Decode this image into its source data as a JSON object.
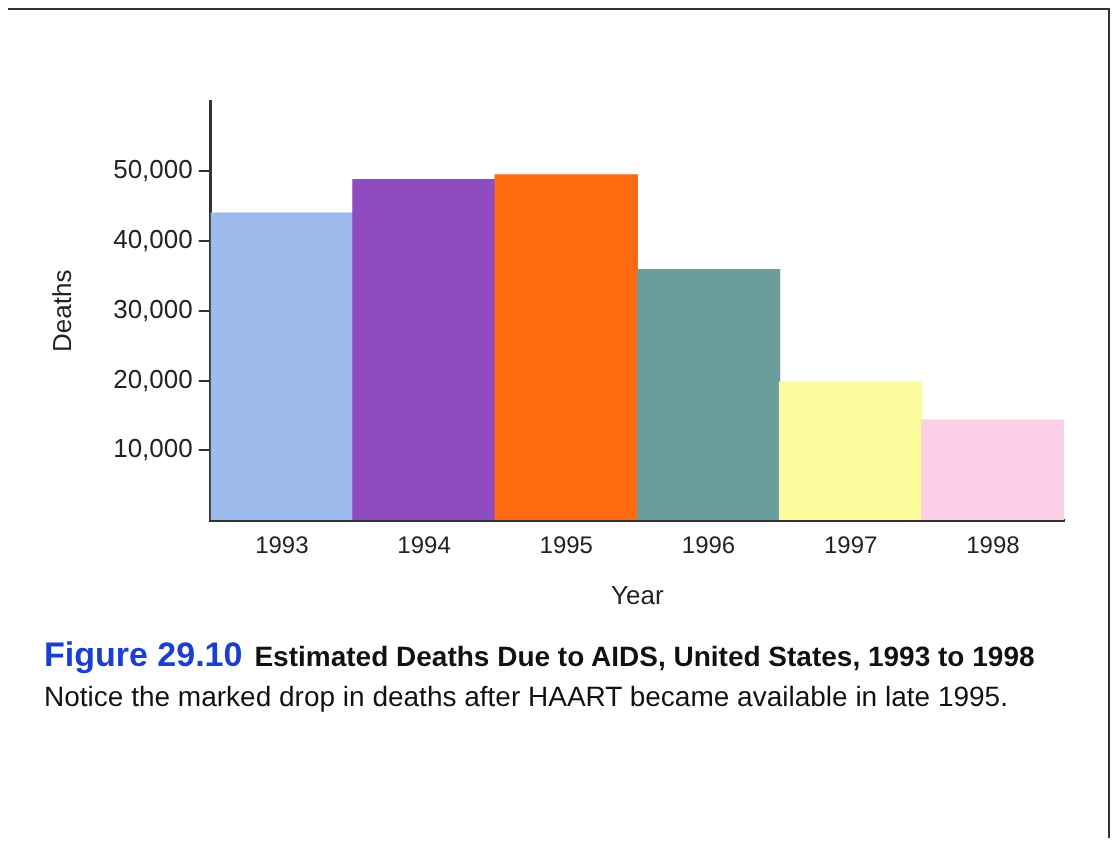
{
  "chart_data": {
    "type": "bar",
    "title": "Estimated Deaths Due to AIDS, United States, 1993 to 1998",
    "subtitle": "Notice the marked drop in deaths after HAART became available in late 1995.",
    "annotations": [
      "Figure 29.10"
    ],
    "xlabel": "Year",
    "ylabel": "Deaths",
    "categories": [
      "1993",
      "1994",
      "1995",
      "1996",
      "1997",
      "1998"
    ],
    "values": [
      44000,
      48800,
      49500,
      35900,
      19800,
      14300
    ],
    "colors": [
      "#9dbcec",
      "#8e4cc0",
      "#ff6a10",
      "#6a9c9c",
      "#fdfb9c",
      "#fbcfe8"
    ],
    "ylim": [
      0,
      60000
    ],
    "yticks": [
      {
        "value": 10000,
        "label": "10,000"
      },
      {
        "value": 20000,
        "label": "20,000"
      },
      {
        "value": 30000,
        "label": "30,000"
      },
      {
        "value": 40000,
        "label": "40,000"
      },
      {
        "value": 50000,
        "label": "50,000"
      }
    ],
    "grid": false,
    "legend": false
  }
}
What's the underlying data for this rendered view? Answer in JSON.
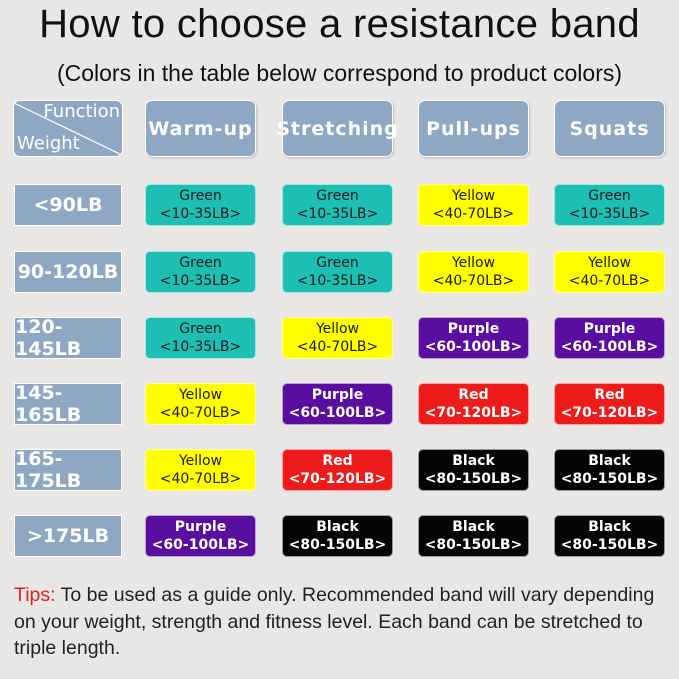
{
  "title": "How to choose a resistance band",
  "subtitle": "(Colors in the table below correspond to product colors)",
  "corner": {
    "function": "Function",
    "weight": "Weight"
  },
  "functions": [
    "Warm-up",
    "Stretching",
    "Pull-ups",
    "Squats"
  ],
  "bands": {
    "Green": {
      "range": "<10-35LB>",
      "color": "#1dbfb5",
      "text": "#1a1a1a"
    },
    "Yellow": {
      "range": "<40-70LB>",
      "color": "#ffff00",
      "text": "#1a1a1a"
    },
    "Purple": {
      "range": "<60-100LB>",
      "color": "#5a0ea0",
      "text": "#ffffff"
    },
    "Red": {
      "range": "<70-120LB>",
      "color": "#ee1b1b",
      "text": "#ffffff"
    },
    "Black": {
      "range": "<80-150LB>",
      "color": "#050505",
      "text": "#ffffff"
    }
  },
  "rows": [
    {
      "weight": "<90LB",
      "cells": [
        "Green",
        "Green",
        "Yellow",
        "Green"
      ]
    },
    {
      "weight": "90-120LB",
      "cells": [
        "Green",
        "Green",
        "Yellow",
        "Yellow"
      ]
    },
    {
      "weight": "120-145LB",
      "cells": [
        "Green",
        "Yellow",
        "Purple",
        "Purple"
      ]
    },
    {
      "weight": "145-165LB",
      "cells": [
        "Yellow",
        "Purple",
        "Red",
        "Red"
      ]
    },
    {
      "weight": "165-175LB",
      "cells": [
        "Yellow",
        "Red",
        "Black",
        "Black"
      ]
    },
    {
      "weight": ">175LB",
      "cells": [
        "Purple",
        "Black",
        "Black",
        "Black"
      ]
    }
  ],
  "tips": {
    "label": "Tips:",
    "text": " To be used as a guide only. Recommended band will vary depending on your weight, strength and fitness level. Each band can be stretched to triple length."
  }
}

══════════

■ WRITTEN EXERCISE
Gather from the data above every line with the string "this".

■ FULL OUTPUT
Decode this image into its source data as a JSON object.
What's the underlying data for this rendered view? Answer in JSON.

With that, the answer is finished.